**Data**

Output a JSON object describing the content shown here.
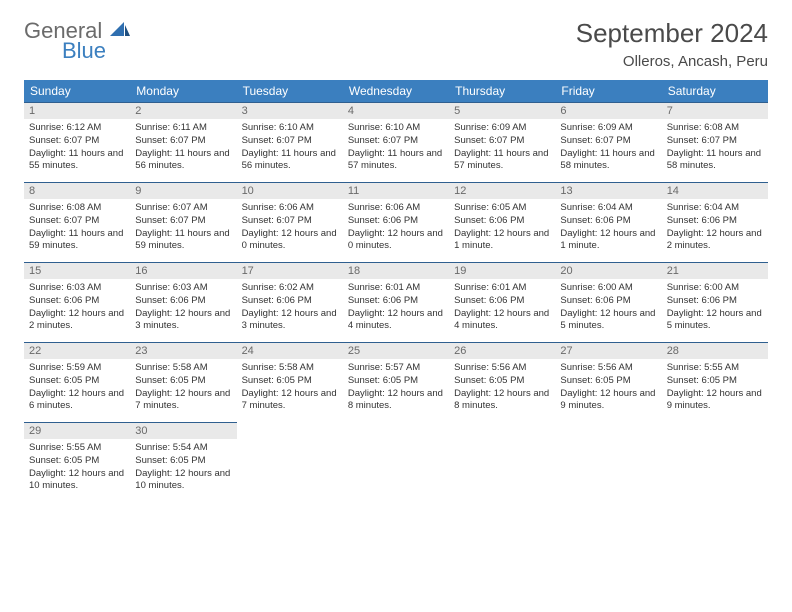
{
  "brand": {
    "line1": "General",
    "line2": "Blue"
  },
  "title": "September 2024",
  "location": "Olleros, Ancash, Peru",
  "colors": {
    "header_bg": "#3b7fbf",
    "header_fg": "#ffffff",
    "daynum_bg": "#e9e9e9",
    "daynum_fg": "#6a6a6a",
    "row_border": "#2f5f8f",
    "logo_gray": "#6b6b6b",
    "logo_blue": "#3b7fbf",
    "text": "#333333"
  },
  "calendar": {
    "type": "table",
    "columns": [
      "Sunday",
      "Monday",
      "Tuesday",
      "Wednesday",
      "Thursday",
      "Friday",
      "Saturday"
    ],
    "col_width_pct": 14.28,
    "header_fontsize": 12,
    "cell_fontsize": 9.5,
    "daynum_fontsize": 11
  },
  "days": [
    {
      "n": "1",
      "sunrise": "Sunrise: 6:12 AM",
      "sunset": "Sunset: 6:07 PM",
      "day": "Daylight: 11 hours and 55 minutes."
    },
    {
      "n": "2",
      "sunrise": "Sunrise: 6:11 AM",
      "sunset": "Sunset: 6:07 PM",
      "day": "Daylight: 11 hours and 56 minutes."
    },
    {
      "n": "3",
      "sunrise": "Sunrise: 6:10 AM",
      "sunset": "Sunset: 6:07 PM",
      "day": "Daylight: 11 hours and 56 minutes."
    },
    {
      "n": "4",
      "sunrise": "Sunrise: 6:10 AM",
      "sunset": "Sunset: 6:07 PM",
      "day": "Daylight: 11 hours and 57 minutes."
    },
    {
      "n": "5",
      "sunrise": "Sunrise: 6:09 AM",
      "sunset": "Sunset: 6:07 PM",
      "day": "Daylight: 11 hours and 57 minutes."
    },
    {
      "n": "6",
      "sunrise": "Sunrise: 6:09 AM",
      "sunset": "Sunset: 6:07 PM",
      "day": "Daylight: 11 hours and 58 minutes."
    },
    {
      "n": "7",
      "sunrise": "Sunrise: 6:08 AM",
      "sunset": "Sunset: 6:07 PM",
      "day": "Daylight: 11 hours and 58 minutes."
    },
    {
      "n": "8",
      "sunrise": "Sunrise: 6:08 AM",
      "sunset": "Sunset: 6:07 PM",
      "day": "Daylight: 11 hours and 59 minutes."
    },
    {
      "n": "9",
      "sunrise": "Sunrise: 6:07 AM",
      "sunset": "Sunset: 6:07 PM",
      "day": "Daylight: 11 hours and 59 minutes."
    },
    {
      "n": "10",
      "sunrise": "Sunrise: 6:06 AM",
      "sunset": "Sunset: 6:07 PM",
      "day": "Daylight: 12 hours and 0 minutes."
    },
    {
      "n": "11",
      "sunrise": "Sunrise: 6:06 AM",
      "sunset": "Sunset: 6:06 PM",
      "day": "Daylight: 12 hours and 0 minutes."
    },
    {
      "n": "12",
      "sunrise": "Sunrise: 6:05 AM",
      "sunset": "Sunset: 6:06 PM",
      "day": "Daylight: 12 hours and 1 minute."
    },
    {
      "n": "13",
      "sunrise": "Sunrise: 6:04 AM",
      "sunset": "Sunset: 6:06 PM",
      "day": "Daylight: 12 hours and 1 minute."
    },
    {
      "n": "14",
      "sunrise": "Sunrise: 6:04 AM",
      "sunset": "Sunset: 6:06 PM",
      "day": "Daylight: 12 hours and 2 minutes."
    },
    {
      "n": "15",
      "sunrise": "Sunrise: 6:03 AM",
      "sunset": "Sunset: 6:06 PM",
      "day": "Daylight: 12 hours and 2 minutes."
    },
    {
      "n": "16",
      "sunrise": "Sunrise: 6:03 AM",
      "sunset": "Sunset: 6:06 PM",
      "day": "Daylight: 12 hours and 3 minutes."
    },
    {
      "n": "17",
      "sunrise": "Sunrise: 6:02 AM",
      "sunset": "Sunset: 6:06 PM",
      "day": "Daylight: 12 hours and 3 minutes."
    },
    {
      "n": "18",
      "sunrise": "Sunrise: 6:01 AM",
      "sunset": "Sunset: 6:06 PM",
      "day": "Daylight: 12 hours and 4 minutes."
    },
    {
      "n": "19",
      "sunrise": "Sunrise: 6:01 AM",
      "sunset": "Sunset: 6:06 PM",
      "day": "Daylight: 12 hours and 4 minutes."
    },
    {
      "n": "20",
      "sunrise": "Sunrise: 6:00 AM",
      "sunset": "Sunset: 6:06 PM",
      "day": "Daylight: 12 hours and 5 minutes."
    },
    {
      "n": "21",
      "sunrise": "Sunrise: 6:00 AM",
      "sunset": "Sunset: 6:06 PM",
      "day": "Daylight: 12 hours and 5 minutes."
    },
    {
      "n": "22",
      "sunrise": "Sunrise: 5:59 AM",
      "sunset": "Sunset: 6:05 PM",
      "day": "Daylight: 12 hours and 6 minutes."
    },
    {
      "n": "23",
      "sunrise": "Sunrise: 5:58 AM",
      "sunset": "Sunset: 6:05 PM",
      "day": "Daylight: 12 hours and 7 minutes."
    },
    {
      "n": "24",
      "sunrise": "Sunrise: 5:58 AM",
      "sunset": "Sunset: 6:05 PM",
      "day": "Daylight: 12 hours and 7 minutes."
    },
    {
      "n": "25",
      "sunrise": "Sunrise: 5:57 AM",
      "sunset": "Sunset: 6:05 PM",
      "day": "Daylight: 12 hours and 8 minutes."
    },
    {
      "n": "26",
      "sunrise": "Sunrise: 5:56 AM",
      "sunset": "Sunset: 6:05 PM",
      "day": "Daylight: 12 hours and 8 minutes."
    },
    {
      "n": "27",
      "sunrise": "Sunrise: 5:56 AM",
      "sunset": "Sunset: 6:05 PM",
      "day": "Daylight: 12 hours and 9 minutes."
    },
    {
      "n": "28",
      "sunrise": "Sunrise: 5:55 AM",
      "sunset": "Sunset: 6:05 PM",
      "day": "Daylight: 12 hours and 9 minutes."
    },
    {
      "n": "29",
      "sunrise": "Sunrise: 5:55 AM",
      "sunset": "Sunset: 6:05 PM",
      "day": "Daylight: 12 hours and 10 minutes."
    },
    {
      "n": "30",
      "sunrise": "Sunrise: 5:54 AM",
      "sunset": "Sunset: 6:05 PM",
      "day": "Daylight: 12 hours and 10 minutes."
    }
  ]
}
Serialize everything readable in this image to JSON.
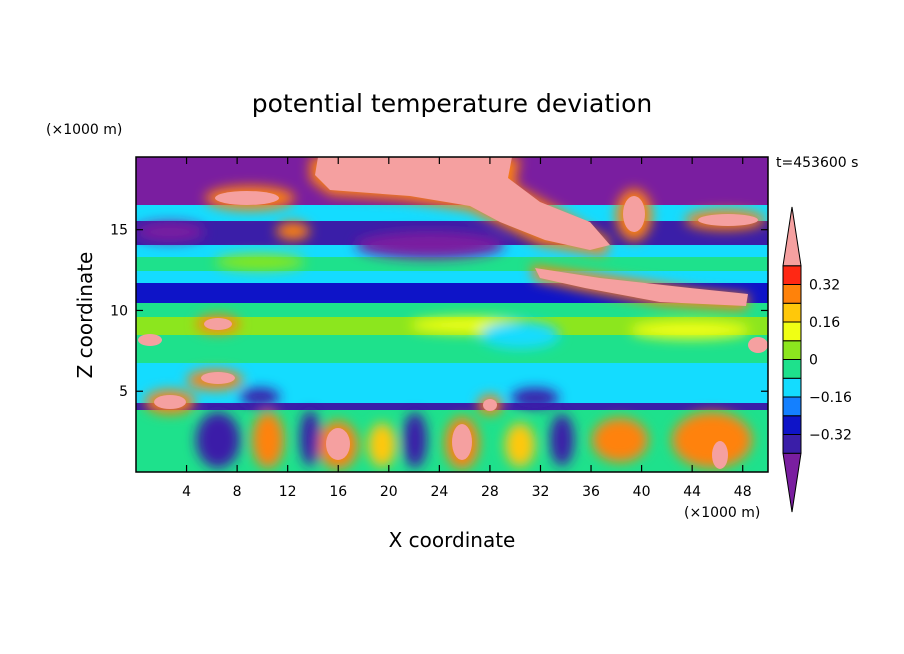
{
  "chart_data": {
    "type": "heatmap",
    "title": "potential temperature deviation",
    "xlabel": "X coordinate",
    "ylabel": "Z coordinate",
    "x_unit": "(×1000 m)",
    "y_unit": "(×1000 m)",
    "time_label": "t=453600 s",
    "xlim": [
      0,
      50
    ],
    "ylim": [
      0,
      19.5
    ],
    "x_ticks": [
      4,
      8,
      12,
      16,
      20,
      24,
      28,
      32,
      36,
      40,
      44,
      48
    ],
    "y_ticks": [
      5,
      10,
      15
    ],
    "colorbar": {
      "levels": [
        -0.48,
        -0.4,
        -0.32,
        -0.24,
        -0.16,
        -0.08,
        0,
        0.08,
        0.16,
        0.24,
        0.32,
        0.4
      ],
      "tick_values": [
        0.32,
        0.16,
        0,
        -0.16,
        -0.32
      ],
      "tick_labels": [
        "0.32",
        "0.16",
        "0",
        "−0.16",
        "−0.32"
      ],
      "colors": [
        "#7a1ea0",
        "#3a1ea8",
        "#0e14c8",
        "#1480ff",
        "#14dcff",
        "#1ee18c",
        "#8ce61e",
        "#f0ff14",
        "#ffc80a",
        "#ff820a",
        "#ff2814",
        "#f5a0a0"
      ],
      "extend": "both"
    },
    "grid": false
  }
}
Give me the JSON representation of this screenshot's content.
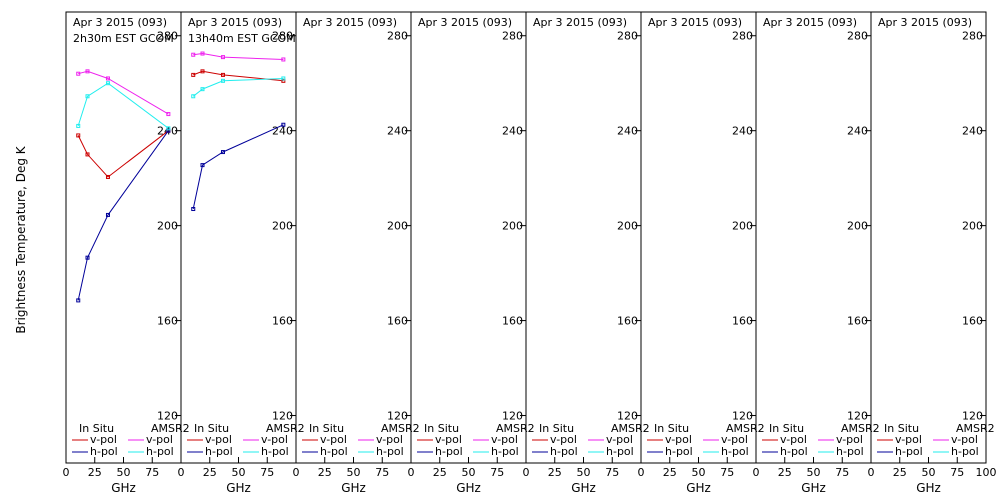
{
  "ylabel": "Brightness Temperature, Deg K",
  "xlabel": "GHz",
  "legend": {
    "insitu_header": "In Situ",
    "amsr2_header": "AMSR2",
    "vpol": "v-pol",
    "hpol": "h-pol"
  },
  "colors": {
    "insitu_v": "#cc0000",
    "insitu_h": "#000099",
    "amsr2_v": "#ee22ee",
    "amsr2_h": "#22eeee"
  },
  "chart_data": [
    {
      "type": "line",
      "title": "Apr 3 2015 (093)",
      "subtitle": "2h30m EST GCOM",
      "xlim": [
        0,
        100
      ],
      "ylim": [
        100,
        290
      ],
      "xticks": [
        0,
        25,
        50,
        75,
        100
      ],
      "yticks": [
        120,
        160,
        200,
        240,
        280
      ],
      "series": [
        {
          "name": "In Situ v-pol",
          "x": [
            10.65,
            18.7,
            36.5,
            89
          ],
          "y": [
            238,
            230,
            220.5,
            240
          ]
        },
        {
          "name": "In Situ h-pol",
          "x": [
            10.65,
            18.7,
            36.5,
            89
          ],
          "y": [
            168.5,
            186.5,
            204.5,
            240
          ]
        },
        {
          "name": "AMSR2 v-pol",
          "x": [
            10.65,
            18.7,
            36.5,
            89
          ],
          "y": [
            264,
            265,
            262,
            247
          ]
        },
        {
          "name": "AMSR2 h-pol",
          "x": [
            10.65,
            18.7,
            36.5,
            89
          ],
          "y": [
            242,
            254.5,
            260,
            241
          ]
        }
      ]
    },
    {
      "type": "line",
      "title": "Apr 3 2015 (093)",
      "subtitle": "13h40m EST GCOM",
      "xlim": [
        0,
        100
      ],
      "ylim": [
        100,
        290
      ],
      "xticks": [
        0,
        25,
        50,
        75,
        100
      ],
      "yticks": [
        120,
        160,
        200,
        240,
        280
      ],
      "series": [
        {
          "name": "In Situ v-pol",
          "x": [
            10.65,
            18.7,
            36.5,
            89
          ],
          "y": [
            263.5,
            265,
            263.5,
            261
          ]
        },
        {
          "name": "In Situ h-pol",
          "x": [
            10.65,
            18.7,
            36.5,
            89
          ],
          "y": [
            207,
            225.5,
            231,
            242.5
          ]
        },
        {
          "name": "AMSR2 v-pol",
          "x": [
            10.65,
            18.7,
            36.5,
            89
          ],
          "y": [
            272,
            272.5,
            271,
            270
          ]
        },
        {
          "name": "AMSR2 h-pol",
          "x": [
            10.65,
            18.7,
            36.5,
            89
          ],
          "y": [
            254.5,
            257.5,
            261,
            262
          ]
        }
      ]
    },
    {
      "type": "line",
      "title": "Apr 3 2015 (093)",
      "xlim": [
        0,
        100
      ],
      "ylim": [
        100,
        290
      ],
      "xticks": [
        0,
        25,
        50,
        75,
        100
      ],
      "yticks": [
        120,
        160,
        200,
        240,
        280
      ],
      "series": []
    },
    {
      "type": "line",
      "title": "Apr 3 2015 (093)",
      "xlim": [
        0,
        100
      ],
      "ylim": [
        100,
        290
      ],
      "xticks": [
        0,
        25,
        50,
        75,
        100
      ],
      "yticks": [
        120,
        160,
        200,
        240,
        280
      ],
      "series": []
    },
    {
      "type": "line",
      "title": "Apr 3 2015 (093)",
      "xlim": [
        0,
        100
      ],
      "ylim": [
        100,
        290
      ],
      "xticks": [
        0,
        25,
        50,
        75,
        100
      ],
      "yticks": [
        120,
        160,
        200,
        240,
        280
      ],
      "series": []
    },
    {
      "type": "line",
      "title": "Apr 3 2015 (093)",
      "xlim": [
        0,
        100
      ],
      "ylim": [
        100,
        290
      ],
      "xticks": [
        0,
        25,
        50,
        75,
        100
      ],
      "yticks": [
        120,
        160,
        200,
        240,
        280
      ],
      "series": []
    },
    {
      "type": "line",
      "title": "Apr 3 2015 (093)",
      "xlim": [
        0,
        100
      ],
      "ylim": [
        100,
        290
      ],
      "xticks": [
        0,
        25,
        50,
        75,
        100
      ],
      "yticks": [
        120,
        160,
        200,
        240,
        280
      ],
      "series": []
    },
    {
      "type": "line",
      "title": "Apr 3 2015 (093)",
      "xlim": [
        0,
        100
      ],
      "ylim": [
        100,
        290
      ],
      "xticks": [
        0,
        25,
        50,
        75,
        100
      ],
      "yticks": [
        120,
        160,
        200,
        240,
        280
      ],
      "series": []
    }
  ]
}
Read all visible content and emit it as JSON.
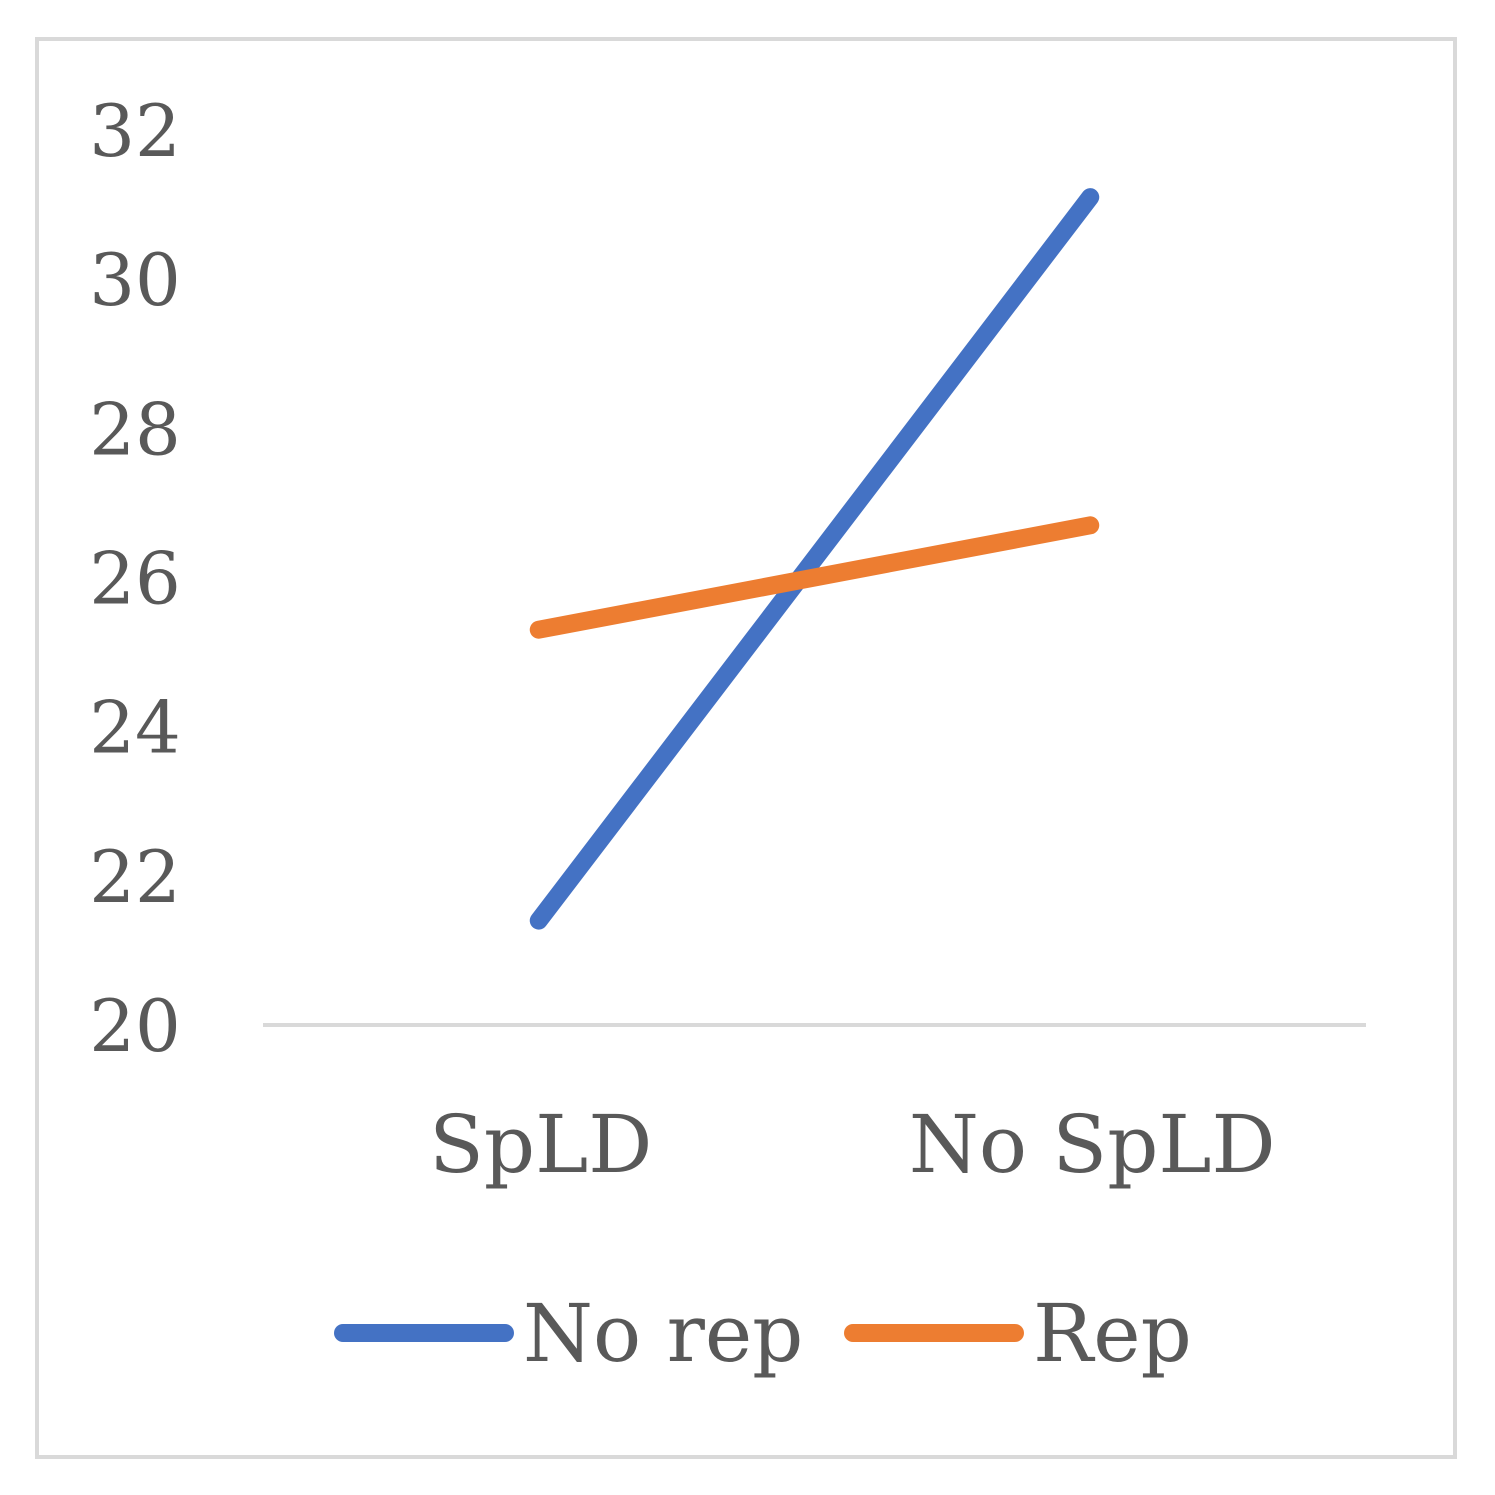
{
  "chart_data": {
    "type": "line",
    "categories": [
      "SpLD",
      "No SpLD"
    ],
    "series": [
      {
        "name": "No rep",
        "values": [
          21.4,
          31.1
        ],
        "color": "#4472c4"
      },
      {
        "name": "Rep",
        "values": [
          25.3,
          26.7
        ],
        "color": "#ed7d31"
      }
    ],
    "ylim": [
      20,
      32
    ],
    "yticks": [
      20,
      22,
      24,
      26,
      28,
      30,
      32
    ],
    "grid": false,
    "legend_position": "bottom"
  }
}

**Stated goal**
Copy each line of the records above that carries the word "this".

**Expected answer**
Serialize everything readable in this image to JSON.
Give me the JSON representation of this screenshot's content.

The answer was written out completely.